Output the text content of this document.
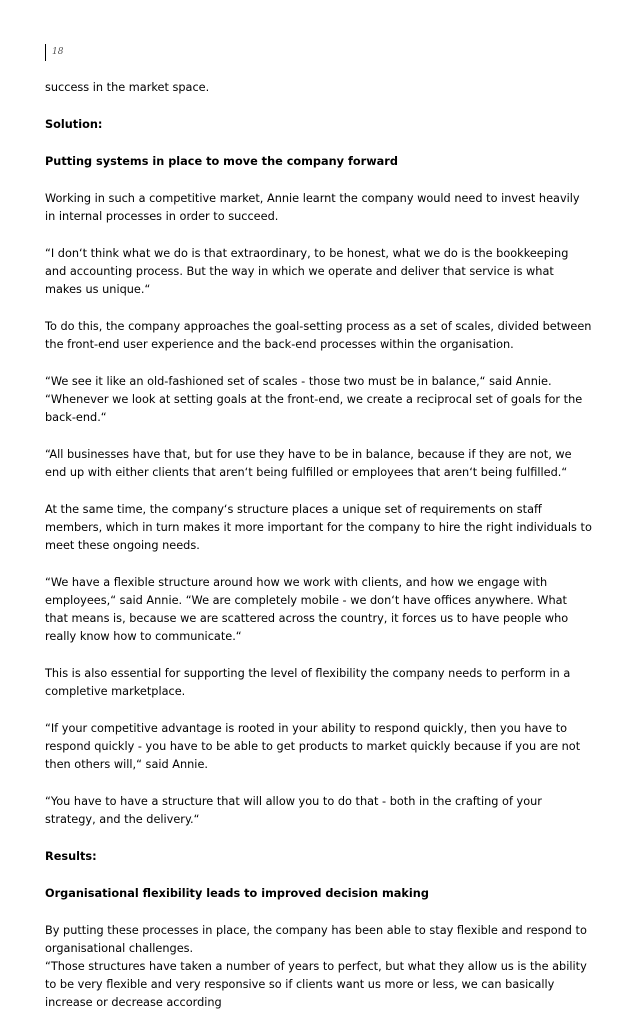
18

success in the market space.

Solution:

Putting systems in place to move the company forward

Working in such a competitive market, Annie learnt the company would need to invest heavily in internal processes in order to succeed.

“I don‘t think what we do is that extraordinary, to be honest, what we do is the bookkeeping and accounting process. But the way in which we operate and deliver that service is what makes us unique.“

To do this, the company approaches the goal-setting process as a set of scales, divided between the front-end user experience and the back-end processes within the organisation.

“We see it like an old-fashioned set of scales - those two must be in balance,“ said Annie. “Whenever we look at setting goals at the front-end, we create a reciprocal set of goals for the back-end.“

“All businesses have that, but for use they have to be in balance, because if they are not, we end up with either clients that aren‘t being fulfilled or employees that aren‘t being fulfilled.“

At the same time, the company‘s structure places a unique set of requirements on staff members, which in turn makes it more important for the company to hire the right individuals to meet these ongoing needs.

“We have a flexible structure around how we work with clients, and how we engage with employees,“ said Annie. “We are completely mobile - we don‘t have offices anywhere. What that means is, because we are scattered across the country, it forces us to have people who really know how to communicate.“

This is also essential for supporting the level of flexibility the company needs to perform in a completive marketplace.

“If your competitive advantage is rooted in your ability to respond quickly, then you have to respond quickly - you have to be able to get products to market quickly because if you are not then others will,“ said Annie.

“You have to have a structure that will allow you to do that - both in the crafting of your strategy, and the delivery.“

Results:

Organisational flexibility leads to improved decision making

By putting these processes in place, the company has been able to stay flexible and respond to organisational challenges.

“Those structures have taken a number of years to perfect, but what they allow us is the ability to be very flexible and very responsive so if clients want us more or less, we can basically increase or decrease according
==
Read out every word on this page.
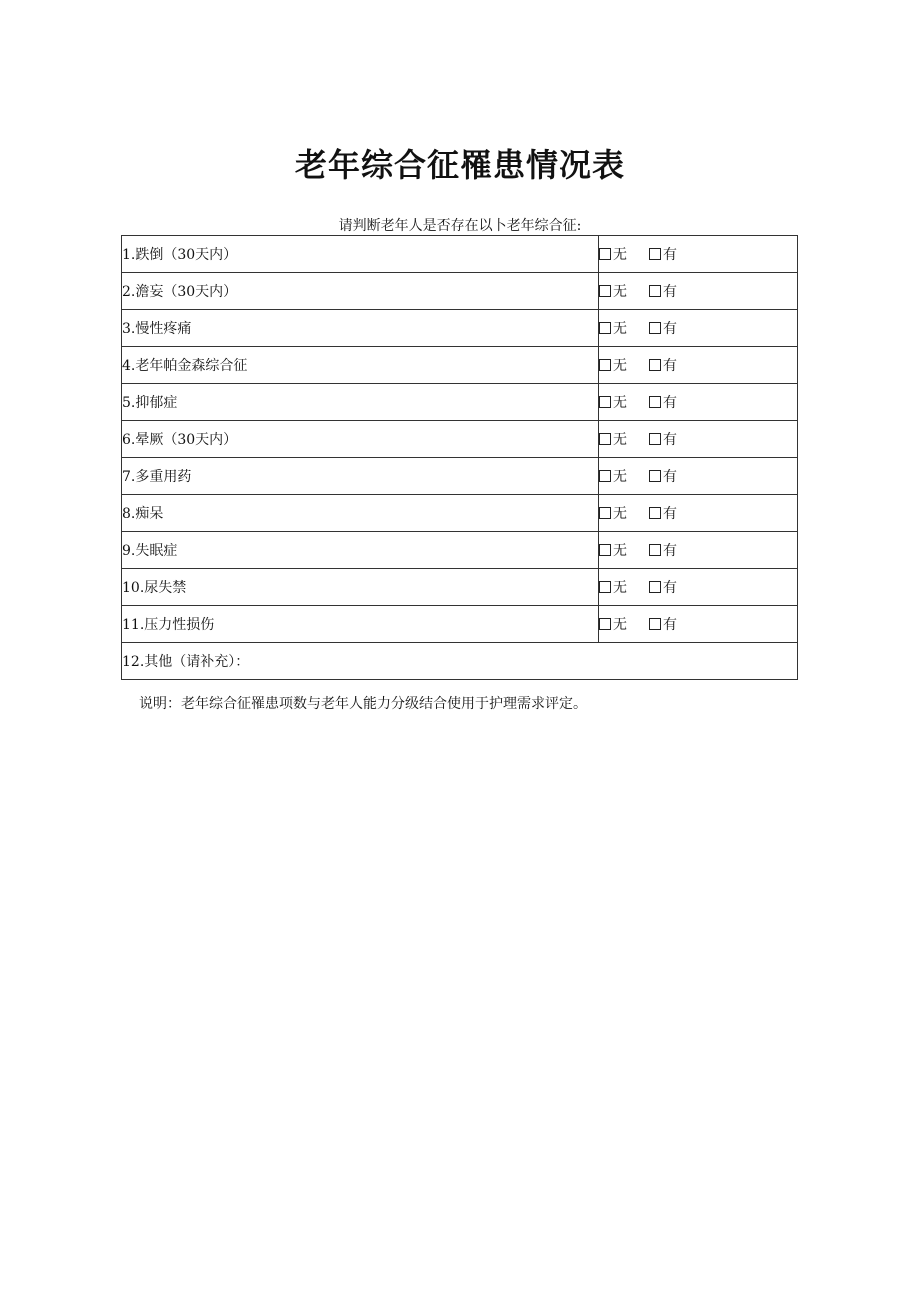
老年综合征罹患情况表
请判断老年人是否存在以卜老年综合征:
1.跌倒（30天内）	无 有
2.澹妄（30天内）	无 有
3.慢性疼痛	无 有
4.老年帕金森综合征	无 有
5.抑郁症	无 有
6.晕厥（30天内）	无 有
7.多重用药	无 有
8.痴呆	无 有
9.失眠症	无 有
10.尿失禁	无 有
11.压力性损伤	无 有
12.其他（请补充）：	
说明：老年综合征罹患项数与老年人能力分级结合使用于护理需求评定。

Task objective — Report how many lines in these entries contain "competitive". Answer with the number only.

Result of this exercise — 2